--- START ---

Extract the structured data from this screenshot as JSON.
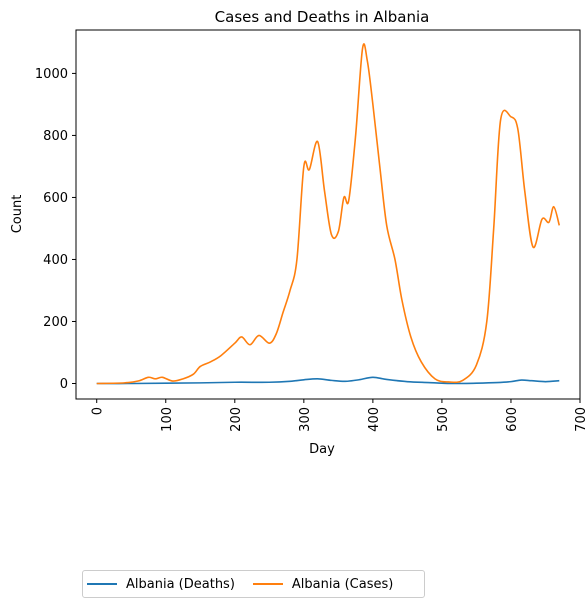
{
  "chart_data": {
    "type": "line",
    "title": "Cases and Deaths in Albania",
    "xlabel": "Day",
    "ylabel": "Count",
    "xlim": [
      -30,
      700
    ],
    "ylim": [
      -50,
      1140
    ],
    "xticks": [
      0,
      100,
      200,
      300,
      400,
      500,
      600,
      700
    ],
    "yticks": [
      0,
      200,
      400,
      600,
      800,
      1000
    ],
    "x_tick_rotation": 90,
    "grid": false,
    "legend_position": "bottom-left, below plot",
    "series": [
      {
        "name": "Albania (Deaths)",
        "color": "#1f77b4",
        "x": [
          0,
          50,
          100,
          150,
          200,
          250,
          280,
          300,
          320,
          340,
          360,
          380,
          400,
          420,
          450,
          480,
          500,
          520,
          550,
          580,
          600,
          615,
          630,
          650,
          670
        ],
        "y": [
          0,
          0,
          1,
          2,
          4,
          4,
          7,
          12,
          15,
          10,
          7,
          12,
          20,
          13,
          6,
          3,
          1,
          0,
          1,
          3,
          6,
          11,
          9,
          6,
          9
        ]
      },
      {
        "name": "Albania (Cases)",
        "color": "#ff7f0e",
        "x": [
          0,
          40,
          60,
          75,
          85,
          95,
          110,
          125,
          140,
          150,
          165,
          180,
          200,
          210,
          222,
          235,
          250,
          260,
          270,
          280,
          290,
          300,
          308,
          320,
          330,
          340,
          350,
          358,
          365,
          375,
          385,
          392,
          400,
          410,
          420,
          432,
          442,
          455,
          470,
          490,
          510,
          530,
          550,
          565,
          575,
          585,
          600,
          610,
          620,
          632,
          645,
          655,
          662,
          670
        ],
        "y": [
          0,
          2,
          8,
          20,
          15,
          20,
          8,
          15,
          30,
          55,
          70,
          90,
          130,
          150,
          125,
          155,
          130,
          160,
          230,
          300,
          400,
          700,
          690,
          780,
          620,
          480,
          490,
          600,
          590,
          800,
          1080,
          1040,
          900,
          700,
          510,
          400,
          270,
          150,
          70,
          15,
          5,
          10,
          60,
          200,
          500,
          850,
          860,
          820,
          620,
          440,
          530,
          520,
          570,
          510
        ]
      }
    ]
  }
}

--- END ---

EXERCISE DESCRIPTION — How many of the lines above include the word "Deaths"? Respond with the number alone.

CORRECT RESULT — 2